• _Directions for this task_
Your job is to restate each entry word for word.

• _Records for processing_

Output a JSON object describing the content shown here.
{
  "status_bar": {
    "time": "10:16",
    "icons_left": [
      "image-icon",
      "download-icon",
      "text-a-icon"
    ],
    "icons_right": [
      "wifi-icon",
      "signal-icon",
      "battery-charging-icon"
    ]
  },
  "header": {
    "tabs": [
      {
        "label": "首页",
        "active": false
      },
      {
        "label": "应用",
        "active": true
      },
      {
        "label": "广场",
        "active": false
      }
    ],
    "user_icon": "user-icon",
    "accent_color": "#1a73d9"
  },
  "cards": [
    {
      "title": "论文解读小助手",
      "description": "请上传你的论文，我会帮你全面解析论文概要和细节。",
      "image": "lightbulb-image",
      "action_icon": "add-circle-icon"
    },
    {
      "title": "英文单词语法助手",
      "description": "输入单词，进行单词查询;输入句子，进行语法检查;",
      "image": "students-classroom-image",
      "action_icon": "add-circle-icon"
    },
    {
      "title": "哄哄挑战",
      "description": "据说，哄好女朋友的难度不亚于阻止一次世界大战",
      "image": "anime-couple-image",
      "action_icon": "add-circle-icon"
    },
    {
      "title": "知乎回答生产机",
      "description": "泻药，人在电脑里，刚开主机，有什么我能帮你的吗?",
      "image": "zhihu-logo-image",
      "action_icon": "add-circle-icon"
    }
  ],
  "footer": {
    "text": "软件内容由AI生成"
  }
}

• _Task response_
Output a JSON object describing the content shown here.
{
  "status_bar": {
    "time": "10:16",
    "icons_left": [
      "image-icon",
      "download-icon",
      "text-a-icon"
    ],
    "icons_right": [
      "wifi-icon",
      "signal-icon",
      "battery-charging-icon"
    ]
  },
  "header": {
    "tabs": [
      {
        "label": "首页",
        "active": false
      },
      {
        "label": "应用",
        "active": true
      },
      {
        "label": "广场",
        "active": false
      }
    ],
    "user_icon": "user-icon",
    "accent_color": "#1a73d9"
  },
  "cards": [
    {
      "title": "论文解读小助手",
      "description": "请上传你的论文，我会帮你全面解析论文概要和细节。",
      "image": "lightbulb-image",
      "action_icon": "add-circle-icon"
    },
    {
      "title": "英文单词语法助手",
      "description": "输入单词，进行单词查询;输入句子，进行语法检查;",
      "image": "students-classroom-image",
      "action_icon": "add-circle-icon"
    },
    {
      "title": "哄哄挑战",
      "description": "据说，哄好女朋友的难度不亚于阻止一次世界大战",
      "image": "anime-couple-image",
      "action_icon": "add-circle-icon"
    },
    {
      "title": "知乎回答生产机",
      "description": "泻药，人在电脑里，刚开主机，有什么我能帮你的吗?",
      "image": "zhihu-logo-image",
      "action_icon": "add-circle-icon"
    }
  ],
  "footer": {
    "text": "软件内容由AI生成"
  }
}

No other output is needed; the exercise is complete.